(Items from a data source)
:::::
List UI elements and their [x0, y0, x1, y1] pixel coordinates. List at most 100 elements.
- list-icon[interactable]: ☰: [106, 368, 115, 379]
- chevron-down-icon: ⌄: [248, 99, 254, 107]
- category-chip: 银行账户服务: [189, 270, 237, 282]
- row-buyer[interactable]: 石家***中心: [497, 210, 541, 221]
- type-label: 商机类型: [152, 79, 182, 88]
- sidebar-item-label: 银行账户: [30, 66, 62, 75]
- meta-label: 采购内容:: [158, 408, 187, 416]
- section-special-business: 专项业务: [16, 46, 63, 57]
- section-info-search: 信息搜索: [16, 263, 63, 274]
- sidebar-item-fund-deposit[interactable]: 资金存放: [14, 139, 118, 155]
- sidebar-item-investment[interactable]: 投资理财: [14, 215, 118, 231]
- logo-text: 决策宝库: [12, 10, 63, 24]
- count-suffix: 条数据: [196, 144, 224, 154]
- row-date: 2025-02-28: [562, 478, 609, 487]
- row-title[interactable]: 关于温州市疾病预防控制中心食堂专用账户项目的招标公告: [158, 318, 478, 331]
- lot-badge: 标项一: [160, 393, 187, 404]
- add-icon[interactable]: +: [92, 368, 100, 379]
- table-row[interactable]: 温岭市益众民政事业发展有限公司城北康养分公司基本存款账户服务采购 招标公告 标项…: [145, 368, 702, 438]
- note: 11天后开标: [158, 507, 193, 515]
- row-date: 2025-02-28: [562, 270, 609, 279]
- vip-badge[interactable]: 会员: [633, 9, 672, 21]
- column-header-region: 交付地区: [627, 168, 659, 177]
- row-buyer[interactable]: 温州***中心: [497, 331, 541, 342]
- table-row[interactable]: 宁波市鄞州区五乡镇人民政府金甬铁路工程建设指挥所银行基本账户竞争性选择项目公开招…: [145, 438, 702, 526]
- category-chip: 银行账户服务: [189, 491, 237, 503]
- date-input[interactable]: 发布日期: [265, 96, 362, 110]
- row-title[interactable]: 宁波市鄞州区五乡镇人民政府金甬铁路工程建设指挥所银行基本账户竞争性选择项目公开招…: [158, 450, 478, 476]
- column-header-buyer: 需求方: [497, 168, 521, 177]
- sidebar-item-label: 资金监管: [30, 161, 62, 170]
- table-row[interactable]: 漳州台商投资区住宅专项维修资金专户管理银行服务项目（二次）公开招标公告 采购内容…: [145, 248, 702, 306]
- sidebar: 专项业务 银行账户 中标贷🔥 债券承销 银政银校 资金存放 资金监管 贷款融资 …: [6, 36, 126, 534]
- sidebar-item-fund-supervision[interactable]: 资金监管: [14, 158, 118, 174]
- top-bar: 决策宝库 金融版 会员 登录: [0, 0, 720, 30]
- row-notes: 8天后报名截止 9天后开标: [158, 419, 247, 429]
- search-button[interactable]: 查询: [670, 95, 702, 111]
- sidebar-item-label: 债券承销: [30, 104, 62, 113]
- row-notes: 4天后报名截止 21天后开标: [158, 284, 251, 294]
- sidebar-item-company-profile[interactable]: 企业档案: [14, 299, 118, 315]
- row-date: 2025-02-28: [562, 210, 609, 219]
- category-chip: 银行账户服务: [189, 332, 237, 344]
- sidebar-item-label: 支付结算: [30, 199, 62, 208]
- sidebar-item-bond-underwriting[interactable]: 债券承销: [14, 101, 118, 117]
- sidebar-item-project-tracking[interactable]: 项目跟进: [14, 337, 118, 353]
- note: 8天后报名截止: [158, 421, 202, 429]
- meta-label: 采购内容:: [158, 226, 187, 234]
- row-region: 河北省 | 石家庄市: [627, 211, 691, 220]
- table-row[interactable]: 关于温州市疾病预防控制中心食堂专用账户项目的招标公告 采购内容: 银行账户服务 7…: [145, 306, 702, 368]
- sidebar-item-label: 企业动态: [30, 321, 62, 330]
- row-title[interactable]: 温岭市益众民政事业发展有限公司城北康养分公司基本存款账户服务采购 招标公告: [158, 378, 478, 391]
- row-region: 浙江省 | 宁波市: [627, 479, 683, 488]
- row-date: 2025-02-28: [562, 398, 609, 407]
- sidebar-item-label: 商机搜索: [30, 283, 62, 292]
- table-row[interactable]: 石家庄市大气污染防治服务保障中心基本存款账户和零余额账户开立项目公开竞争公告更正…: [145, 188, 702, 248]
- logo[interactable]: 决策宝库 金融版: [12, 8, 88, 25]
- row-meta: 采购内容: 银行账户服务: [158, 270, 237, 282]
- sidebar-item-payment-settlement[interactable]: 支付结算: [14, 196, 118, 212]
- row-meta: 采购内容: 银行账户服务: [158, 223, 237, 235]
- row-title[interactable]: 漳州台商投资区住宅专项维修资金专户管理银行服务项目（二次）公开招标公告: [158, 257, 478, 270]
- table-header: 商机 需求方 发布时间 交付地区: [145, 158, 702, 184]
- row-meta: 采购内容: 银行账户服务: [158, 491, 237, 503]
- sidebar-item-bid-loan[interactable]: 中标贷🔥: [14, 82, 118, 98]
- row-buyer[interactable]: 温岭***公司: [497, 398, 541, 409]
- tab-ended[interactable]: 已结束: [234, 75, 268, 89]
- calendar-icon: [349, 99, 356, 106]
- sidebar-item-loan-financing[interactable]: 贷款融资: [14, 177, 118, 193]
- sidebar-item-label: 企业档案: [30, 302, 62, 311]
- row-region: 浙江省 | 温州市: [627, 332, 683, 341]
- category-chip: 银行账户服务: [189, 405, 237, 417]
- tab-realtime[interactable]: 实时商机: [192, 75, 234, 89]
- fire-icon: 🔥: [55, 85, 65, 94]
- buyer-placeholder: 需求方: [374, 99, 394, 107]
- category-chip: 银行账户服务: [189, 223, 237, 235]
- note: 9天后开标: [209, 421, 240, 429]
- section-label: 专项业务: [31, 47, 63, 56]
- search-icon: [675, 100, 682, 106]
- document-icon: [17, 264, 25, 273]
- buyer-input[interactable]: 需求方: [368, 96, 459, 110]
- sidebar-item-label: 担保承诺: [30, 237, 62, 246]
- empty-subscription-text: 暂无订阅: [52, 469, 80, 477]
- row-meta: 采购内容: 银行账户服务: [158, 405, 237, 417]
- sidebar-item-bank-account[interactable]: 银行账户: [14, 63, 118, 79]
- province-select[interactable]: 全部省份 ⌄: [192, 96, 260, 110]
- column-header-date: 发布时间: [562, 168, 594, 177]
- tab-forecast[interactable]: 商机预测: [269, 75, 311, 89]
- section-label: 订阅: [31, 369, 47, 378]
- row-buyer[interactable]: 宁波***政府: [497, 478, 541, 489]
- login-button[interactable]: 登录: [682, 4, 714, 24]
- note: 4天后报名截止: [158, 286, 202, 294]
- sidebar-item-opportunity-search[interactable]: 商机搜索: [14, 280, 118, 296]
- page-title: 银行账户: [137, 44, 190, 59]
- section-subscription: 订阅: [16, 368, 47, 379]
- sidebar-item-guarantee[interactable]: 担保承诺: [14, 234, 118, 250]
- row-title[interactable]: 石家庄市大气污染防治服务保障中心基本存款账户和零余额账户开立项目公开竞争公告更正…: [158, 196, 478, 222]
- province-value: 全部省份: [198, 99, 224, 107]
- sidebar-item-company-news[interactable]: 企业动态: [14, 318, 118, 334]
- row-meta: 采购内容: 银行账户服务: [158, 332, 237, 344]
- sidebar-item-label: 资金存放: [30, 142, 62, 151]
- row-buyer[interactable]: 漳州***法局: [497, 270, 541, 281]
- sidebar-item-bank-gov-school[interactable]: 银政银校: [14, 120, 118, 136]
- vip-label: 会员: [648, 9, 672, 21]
:::::
### Exercise goal
Retype every one of the items above, line for line, with no changes.

### Exercise response
List UI elements and their [x0, y0, x1, y1] pixel coordinates. List at most 100 elements.
- list-icon[interactable]: ☰: [106, 368, 115, 379]
- chevron-down-icon: ⌄: [248, 99, 254, 107]
- category-chip: 银行账户服务: [189, 270, 237, 282]
- row-buyer[interactable]: 石家***中心: [497, 210, 541, 221]
- type-label: 商机类型: [152, 79, 182, 88]
- sidebar-item-label: 银行账户: [30, 66, 62, 75]
- meta-label: 采购内容:: [158, 408, 187, 416]
- section-special-business: 专项业务: [16, 46, 63, 57]
- section-info-search: 信息搜索: [16, 263, 63, 274]
- sidebar-item-fund-deposit[interactable]: 资金存放: [14, 139, 118, 155]
- sidebar-item-investment[interactable]: 投资理财: [14, 215, 118, 231]
- logo-text: 决策宝库: [12, 10, 63, 24]
- count-suffix: 条数据: [196, 144, 224, 154]
- row-date: 2025-02-28: [562, 478, 609, 487]
- row-title[interactable]: 关于温州市疾病预防控制中心食堂专用账户项目的招标公告: [158, 318, 478, 331]
- lot-badge: 标项一: [160, 393, 187, 404]
- add-icon[interactable]: +: [92, 368, 100, 379]
- table-row[interactable]: 温岭市益众民政事业发展有限公司城北康养分公司基本存款账户服务采购 招标公告 标项…: [145, 368, 702, 438]
- note: 11天后开标: [158, 507, 193, 515]
- row-date: 2025-02-28: [562, 270, 609, 279]
- vip-badge[interactable]: 会员: [633, 9, 672, 21]
- column-header-region: 交付地区: [627, 168, 659, 177]
- row-buyer[interactable]: 温州***中心: [497, 331, 541, 342]
- table-row[interactable]: 宁波市鄞州区五乡镇人民政府金甬铁路工程建设指挥所银行基本账户竞争性选择项目公开招…: [145, 438, 702, 526]
- category-chip: 银行账户服务: [189, 491, 237, 503]
- date-input[interactable]: 发布日期: [265, 96, 362, 110]
- row-title[interactable]: 宁波市鄞州区五乡镇人民政府金甬铁路工程建设指挥所银行基本账户竞争性选择项目公开招…: [158, 450, 478, 476]
- column-header-buyer: 需求方: [497, 168, 521, 177]
- sidebar-item-label: 资金监管: [30, 161, 62, 170]
- table-row[interactable]: 漳州台商投资区住宅专项维修资金专户管理银行服务项目（二次）公开招标公告 采购内容…: [145, 248, 702, 306]
- sidebar: 专项业务 银行账户 中标贷🔥 债券承销 银政银校 资金存放 资金监管 贷款融资 …: [6, 36, 126, 534]
- sidebar-item-fund-supervision[interactable]: 资金监管: [14, 158, 118, 174]
- top-bar: 决策宝库 金融版 会员 登录: [0, 0, 720, 30]
- row-notes: 8天后报名截止 9天后开标: [158, 419, 247, 429]
- search-button[interactable]: 查询: [670, 95, 702, 111]
- sidebar-item-label: 债券承销: [30, 104, 62, 113]
- row-notes: 4天后报名截止 21天后开标: [158, 284, 251, 294]
- sidebar-item-company-profile[interactable]: 企业档案: [14, 299, 118, 315]
- row-date: 2025-02-28: [562, 210, 609, 219]
- category-chip: 银行账户服务: [189, 332, 237, 344]
- sidebar-item-label: 支付结算: [30, 199, 62, 208]
- sidebar-item-bond-underwriting[interactable]: 债券承销: [14, 101, 118, 117]
- sidebar-item-project-tracking[interactable]: 项目跟进: [14, 337, 118, 353]
- note: 8天后报名截止: [158, 421, 202, 429]
- meta-label: 采购内容:: [158, 226, 187, 234]
- row-region: 河北省 | 石家庄市: [627, 211, 691, 220]
- table-row[interactable]: 关于温州市疾病预防控制中心食堂专用账户项目的招标公告 采购内容: 银行账户服务 7…: [145, 306, 702, 368]
- sidebar-item-label: 企业动态: [30, 321, 62, 330]
- row-title[interactable]: 温岭市益众民政事业发展有限公司城北康养分公司基本存款账户服务采购 招标公告: [158, 378, 478, 391]
- row-region: 浙江省 | 宁波市: [627, 479, 683, 488]
- row-date: 2025-02-28: [562, 398, 609, 407]
- sidebar-item-label: 商机搜索: [30, 283, 62, 292]
- table-row[interactable]: 石家庄市大气污染防治服务保障中心基本存款账户和零余额账户开立项目公开竞争公告更正…: [145, 188, 702, 248]
- logo[interactable]: 决策宝库 金融版: [12, 8, 88, 25]
- row-meta: 采购内容: 银行账户服务: [158, 270, 237, 282]
- sidebar-item-payment-settlement[interactable]: 支付结算: [14, 196, 118, 212]
- row-meta: 采购内容: 银行账户服务: [158, 223, 237, 235]
- row-title[interactable]: 漳州台商投资区住宅专项维修资金专户管理银行服务项目（二次）公开招标公告: [158, 257, 478, 270]
- table-header: 商机 需求方 发布时间 交付地区: [145, 158, 702, 184]
- row-meta: 采购内容: 银行账户服务: [158, 491, 237, 503]
- sidebar-item-bid-loan[interactable]: 中标贷🔥: [14, 82, 118, 98]
- row-buyer[interactable]: 温岭***公司: [497, 398, 541, 409]
- tab-ended[interactable]: 已结束: [234, 75, 268, 89]
- calendar-icon: [349, 99, 356, 106]
- sidebar-item-loan-financing[interactable]: 贷款融资: [14, 177, 118, 193]
- sidebar-item-label: 企业档案: [30, 302, 62, 311]
- row-region: 浙江省 | 温州市: [627, 332, 683, 341]
- category-chip: 银行账户服务: [189, 405, 237, 417]
- tab-realtime[interactable]: 实时商机: [192, 75, 234, 89]
- fire-icon: 🔥: [55, 85, 65, 94]
- buyer-placeholder: 需求方: [374, 99, 394, 107]
- category-chip: 银行账户服务: [189, 223, 237, 235]
- note: 9天后开标: [209, 421, 240, 429]
- section-label: 专项业务: [31, 47, 63, 56]
- search-icon: [675, 100, 682, 106]
- document-icon: [17, 264, 25, 273]
- buyer-input[interactable]: 需求方: [368, 96, 459, 110]
- sidebar-item-label: 担保承诺: [30, 237, 62, 246]
- empty-subscription-text: 暂无订阅: [52, 469, 80, 477]
- row-meta: 采购内容: 银行账户服务: [158, 405, 237, 417]
- sidebar-item-bank-account[interactable]: 银行账户: [14, 63, 118, 79]
- province-select[interactable]: 全部省份 ⌄: [192, 96, 260, 110]
- column-header-date: 发布时间: [562, 168, 594, 177]
- tab-forecast[interactable]: 商机预测: [269, 75, 311, 89]
- section-label: 订阅: [31, 369, 47, 378]
- row-buyer[interactable]: 宁波***政府: [497, 478, 541, 489]
- login-button[interactable]: 登录: [682, 4, 714, 24]
- note: 4天后报名截止: [158, 286, 202, 294]
- sidebar-item-opportunity-search[interactable]: 商机搜索: [14, 280, 118, 296]
- page-title: 银行账户: [137, 44, 190, 59]
- section-subscription: 订阅: [16, 368, 47, 379]
- sidebar-item-guarantee[interactable]: 担保承诺: [14, 234, 118, 250]
- row-title[interactable]: 石家庄市大气污染防治服务保障中心基本存款账户和零余额账户开立项目公开竞争公告更正…: [158, 196, 478, 222]
- province-value: 全部省份: [198, 99, 224, 107]
- sidebar-item-company-news[interactable]: 企业动态: [14, 318, 118, 334]
- row-meta: 采购内容: 银行账户服务: [158, 332, 237, 344]
- sidebar-item-label: 资金存放: [30, 142, 62, 151]
- row-buyer[interactable]: 漳州***法局: [497, 270, 541, 281]
- sidebar-item-bank-gov-school[interactable]: 银政银校: [14, 120, 118, 136]
- vip-label: 会员: [648, 9, 672, 21]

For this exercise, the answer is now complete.